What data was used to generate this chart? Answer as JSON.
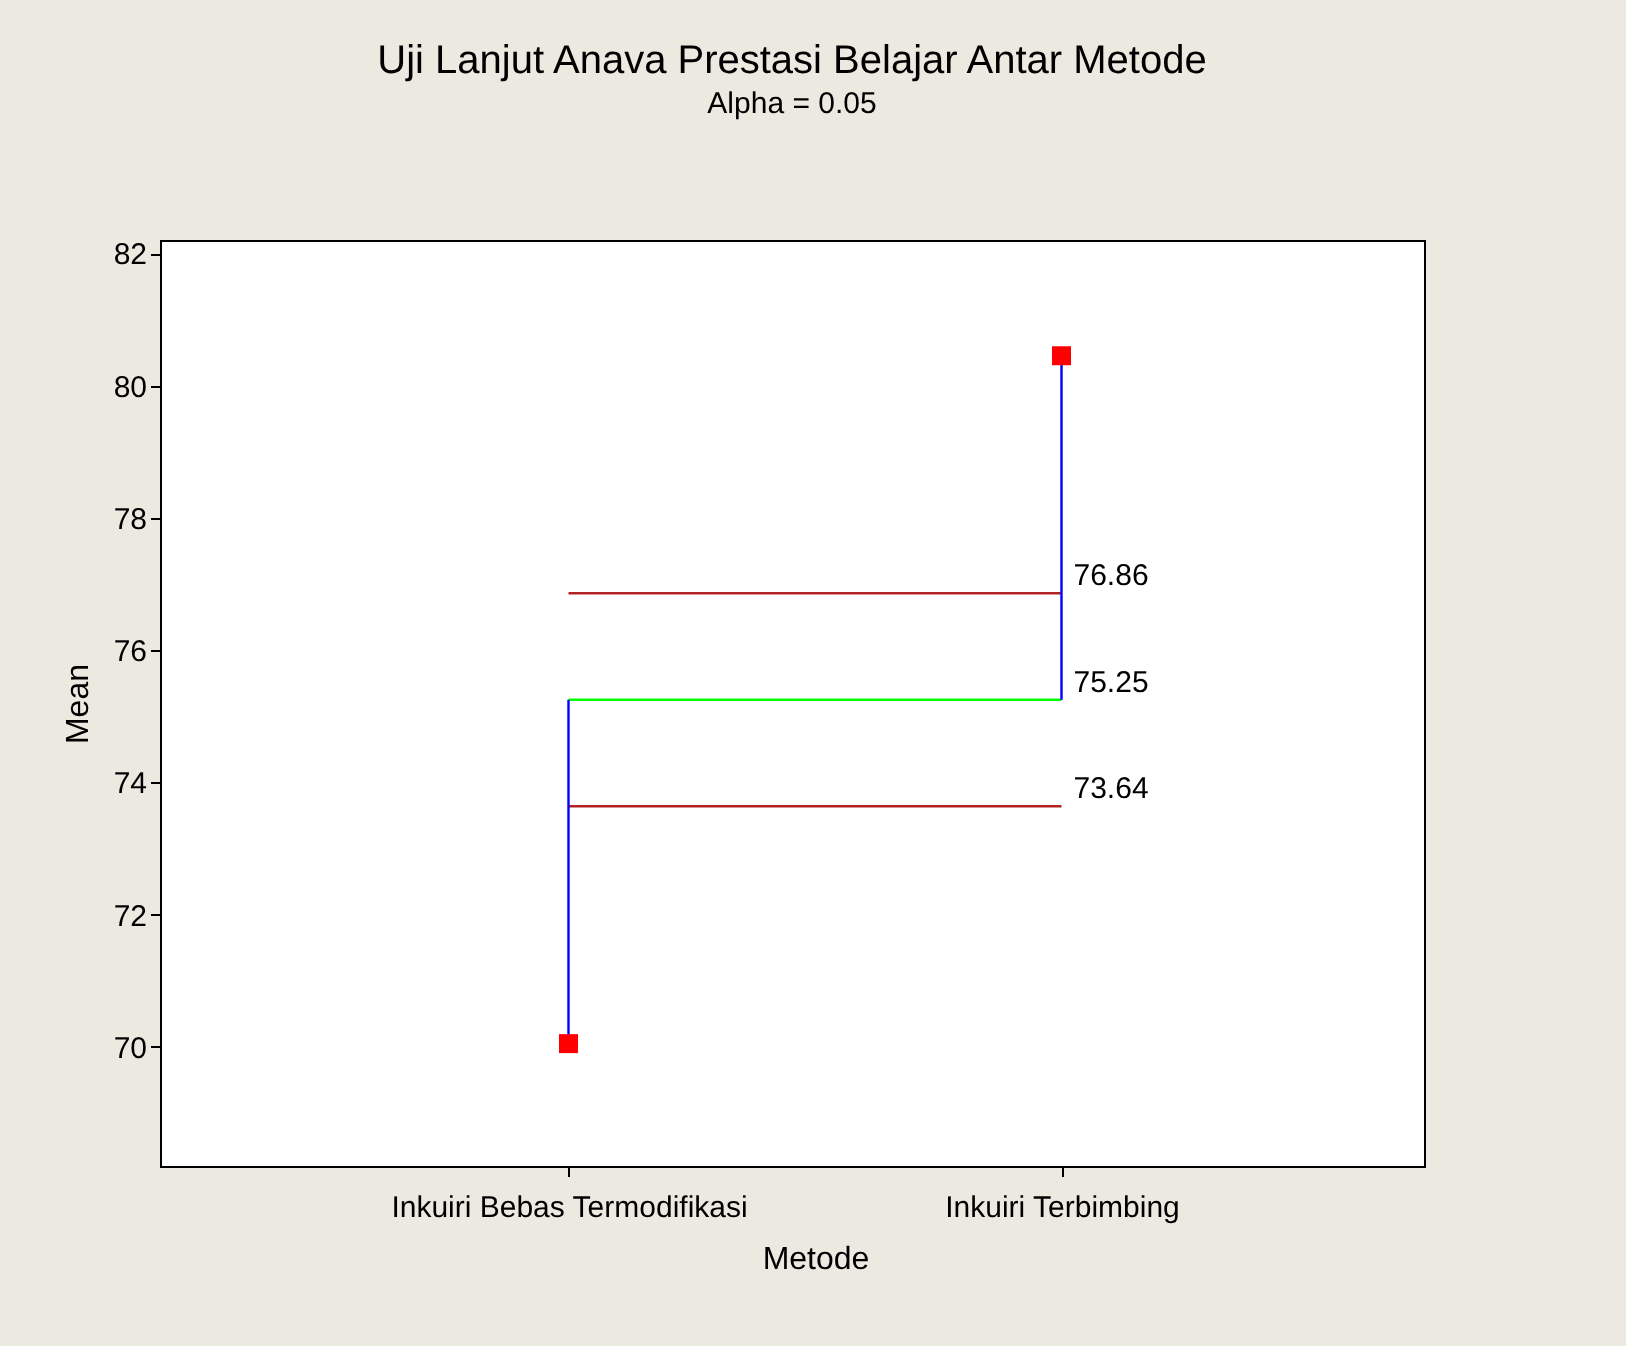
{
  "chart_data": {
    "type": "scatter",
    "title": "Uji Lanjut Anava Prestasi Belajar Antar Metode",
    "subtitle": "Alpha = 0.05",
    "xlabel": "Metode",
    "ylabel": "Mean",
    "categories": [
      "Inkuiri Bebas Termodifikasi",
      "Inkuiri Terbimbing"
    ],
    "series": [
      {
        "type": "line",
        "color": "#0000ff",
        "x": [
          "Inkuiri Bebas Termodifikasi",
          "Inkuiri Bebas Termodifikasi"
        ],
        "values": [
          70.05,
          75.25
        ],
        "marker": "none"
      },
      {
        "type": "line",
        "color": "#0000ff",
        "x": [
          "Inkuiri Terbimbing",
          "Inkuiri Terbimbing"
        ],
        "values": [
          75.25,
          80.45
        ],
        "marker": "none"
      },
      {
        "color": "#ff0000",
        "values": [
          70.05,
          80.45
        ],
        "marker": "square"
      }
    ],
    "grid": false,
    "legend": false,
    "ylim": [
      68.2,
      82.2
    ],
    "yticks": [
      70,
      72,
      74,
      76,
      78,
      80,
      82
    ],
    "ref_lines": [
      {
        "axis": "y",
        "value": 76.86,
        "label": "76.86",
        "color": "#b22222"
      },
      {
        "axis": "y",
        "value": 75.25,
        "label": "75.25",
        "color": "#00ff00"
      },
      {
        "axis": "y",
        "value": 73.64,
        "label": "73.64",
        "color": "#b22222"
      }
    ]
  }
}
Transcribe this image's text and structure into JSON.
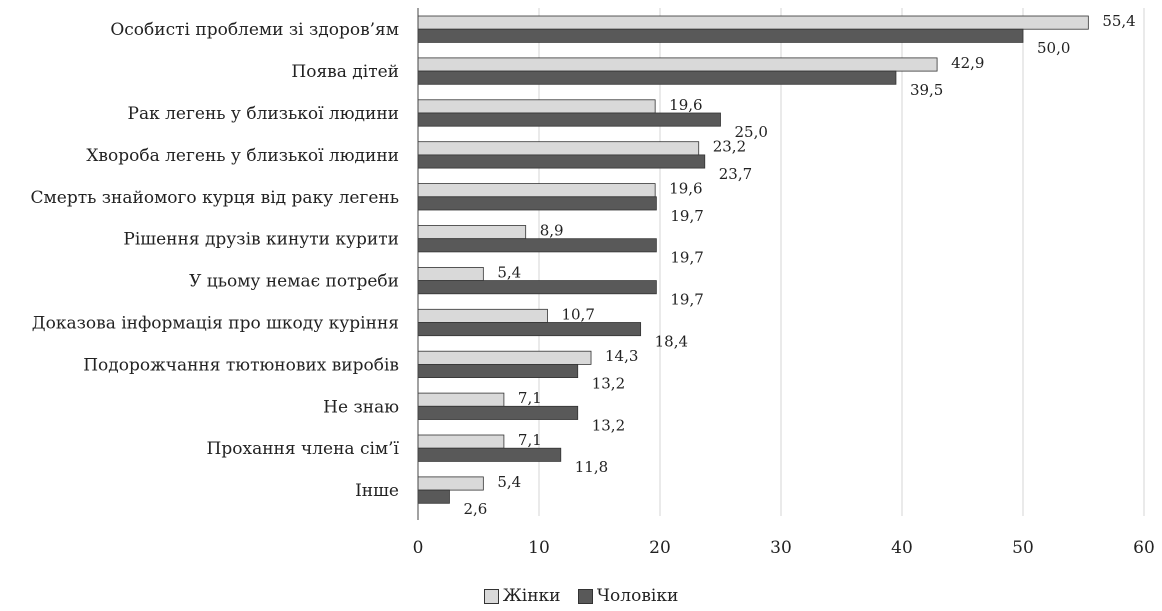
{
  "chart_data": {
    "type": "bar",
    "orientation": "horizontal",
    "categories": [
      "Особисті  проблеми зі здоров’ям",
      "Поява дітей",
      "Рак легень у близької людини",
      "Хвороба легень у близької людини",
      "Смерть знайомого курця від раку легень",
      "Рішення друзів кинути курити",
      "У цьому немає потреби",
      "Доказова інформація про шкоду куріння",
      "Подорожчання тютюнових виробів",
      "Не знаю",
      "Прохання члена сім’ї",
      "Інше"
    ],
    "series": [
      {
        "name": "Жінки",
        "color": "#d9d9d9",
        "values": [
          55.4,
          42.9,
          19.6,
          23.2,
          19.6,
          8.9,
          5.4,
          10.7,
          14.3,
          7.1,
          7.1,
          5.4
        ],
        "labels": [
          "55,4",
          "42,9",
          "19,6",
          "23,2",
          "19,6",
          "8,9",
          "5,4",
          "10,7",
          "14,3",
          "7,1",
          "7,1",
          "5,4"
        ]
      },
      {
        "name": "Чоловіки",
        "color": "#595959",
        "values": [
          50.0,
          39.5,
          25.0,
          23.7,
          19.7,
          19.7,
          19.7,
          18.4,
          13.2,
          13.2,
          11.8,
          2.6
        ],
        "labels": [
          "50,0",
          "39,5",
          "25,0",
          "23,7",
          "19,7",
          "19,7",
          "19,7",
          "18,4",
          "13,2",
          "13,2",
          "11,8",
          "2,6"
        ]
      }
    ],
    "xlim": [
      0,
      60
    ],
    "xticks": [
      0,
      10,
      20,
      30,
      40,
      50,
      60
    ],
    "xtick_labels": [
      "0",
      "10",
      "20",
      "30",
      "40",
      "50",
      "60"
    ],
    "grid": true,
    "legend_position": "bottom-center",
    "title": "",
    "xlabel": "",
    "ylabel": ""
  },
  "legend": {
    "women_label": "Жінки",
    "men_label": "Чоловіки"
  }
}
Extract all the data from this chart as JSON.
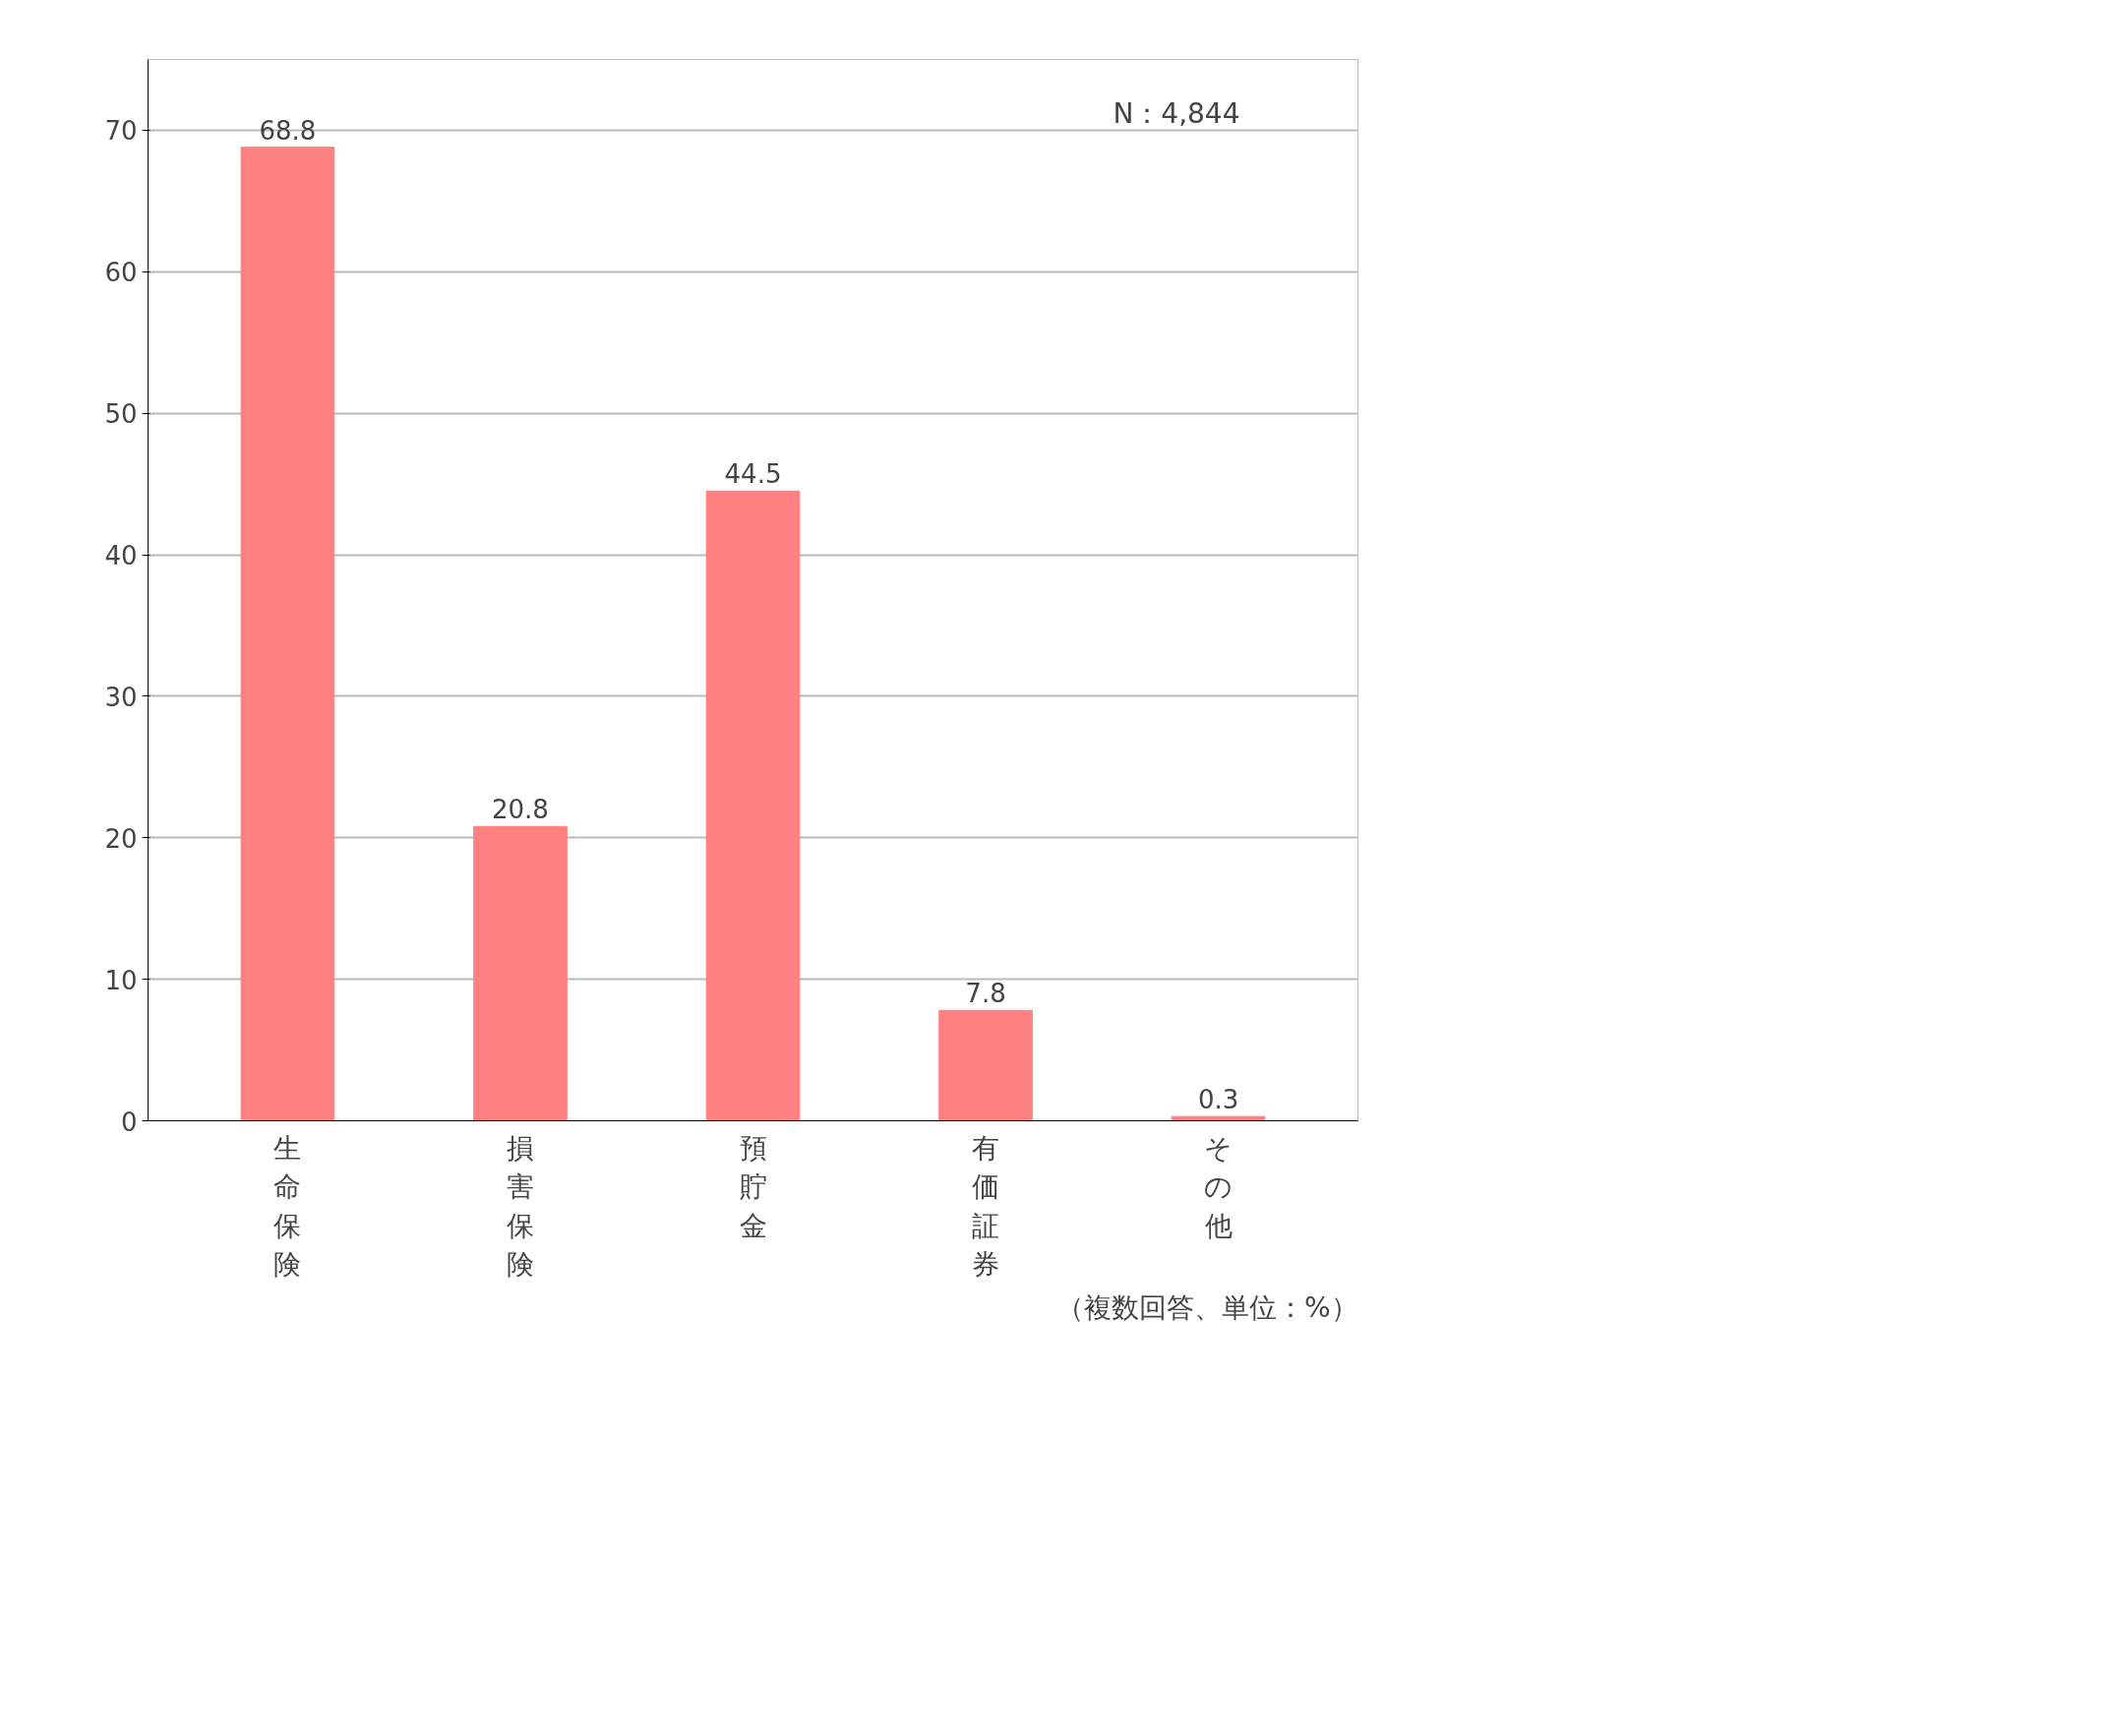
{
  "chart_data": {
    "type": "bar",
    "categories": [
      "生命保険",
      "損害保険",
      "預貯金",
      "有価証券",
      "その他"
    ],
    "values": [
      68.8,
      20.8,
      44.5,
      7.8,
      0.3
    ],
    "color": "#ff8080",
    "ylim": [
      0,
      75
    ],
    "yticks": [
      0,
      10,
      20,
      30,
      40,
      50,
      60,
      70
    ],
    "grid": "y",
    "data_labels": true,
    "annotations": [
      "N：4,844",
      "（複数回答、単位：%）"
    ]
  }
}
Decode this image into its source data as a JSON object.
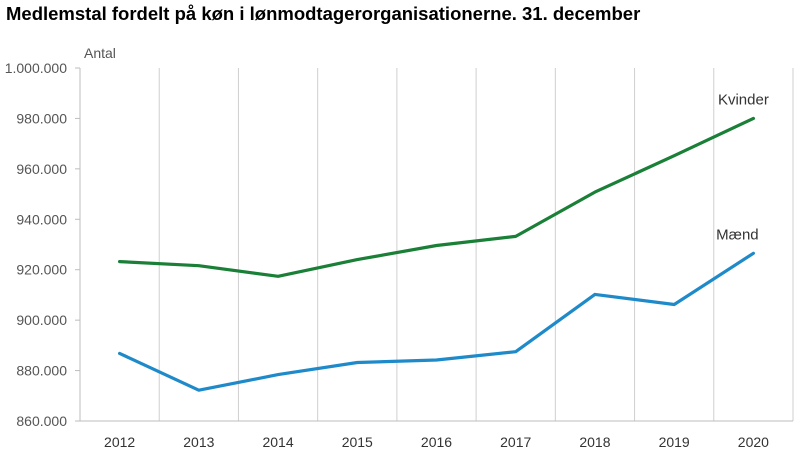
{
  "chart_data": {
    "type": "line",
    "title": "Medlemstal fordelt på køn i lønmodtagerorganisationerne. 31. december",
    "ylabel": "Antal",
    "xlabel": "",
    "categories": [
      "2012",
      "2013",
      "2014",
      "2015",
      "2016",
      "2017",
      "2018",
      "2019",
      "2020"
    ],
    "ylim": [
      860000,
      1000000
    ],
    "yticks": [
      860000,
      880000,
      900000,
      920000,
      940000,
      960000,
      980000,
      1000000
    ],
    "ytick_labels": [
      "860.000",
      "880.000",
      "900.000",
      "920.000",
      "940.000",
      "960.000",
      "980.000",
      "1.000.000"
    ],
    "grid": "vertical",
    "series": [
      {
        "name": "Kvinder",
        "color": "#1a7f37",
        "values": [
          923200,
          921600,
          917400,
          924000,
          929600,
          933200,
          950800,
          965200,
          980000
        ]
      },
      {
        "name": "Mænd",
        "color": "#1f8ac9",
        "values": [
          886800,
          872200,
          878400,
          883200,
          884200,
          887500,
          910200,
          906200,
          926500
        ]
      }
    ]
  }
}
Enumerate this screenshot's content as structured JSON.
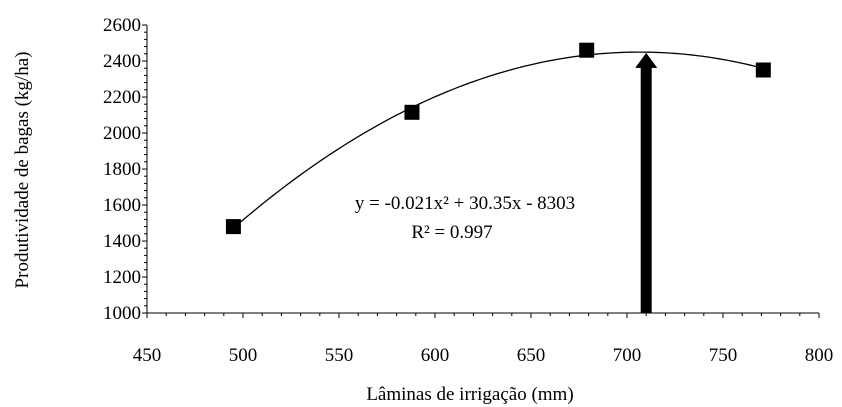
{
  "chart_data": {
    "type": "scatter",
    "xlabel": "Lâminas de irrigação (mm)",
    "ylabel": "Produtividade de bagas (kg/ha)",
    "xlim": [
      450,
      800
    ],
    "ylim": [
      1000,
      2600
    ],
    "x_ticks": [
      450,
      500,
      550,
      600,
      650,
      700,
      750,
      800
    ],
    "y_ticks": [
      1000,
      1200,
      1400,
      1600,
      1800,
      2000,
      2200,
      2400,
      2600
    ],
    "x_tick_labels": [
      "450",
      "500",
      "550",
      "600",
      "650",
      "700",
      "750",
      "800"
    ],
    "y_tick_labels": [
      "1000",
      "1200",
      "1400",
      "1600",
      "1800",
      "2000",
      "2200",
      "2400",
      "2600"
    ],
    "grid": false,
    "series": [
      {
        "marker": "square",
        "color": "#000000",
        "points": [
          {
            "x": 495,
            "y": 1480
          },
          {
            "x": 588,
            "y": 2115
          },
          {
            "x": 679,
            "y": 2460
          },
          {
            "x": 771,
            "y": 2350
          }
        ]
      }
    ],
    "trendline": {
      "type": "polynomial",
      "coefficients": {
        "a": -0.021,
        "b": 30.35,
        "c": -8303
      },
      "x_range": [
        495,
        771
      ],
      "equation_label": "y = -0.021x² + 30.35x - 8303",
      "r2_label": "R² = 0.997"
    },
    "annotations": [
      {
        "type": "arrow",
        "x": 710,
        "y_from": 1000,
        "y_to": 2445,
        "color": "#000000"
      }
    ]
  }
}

*Short exercise*.
Look through the material above. Copy each line where the word "ylabel" appears.

*Answer below*.
    "ylabel": "Mean",
    "ylabel": ""
    "ylabel": "Antal",
    "ylabel": "Produtividade de bagas (kg/ha)",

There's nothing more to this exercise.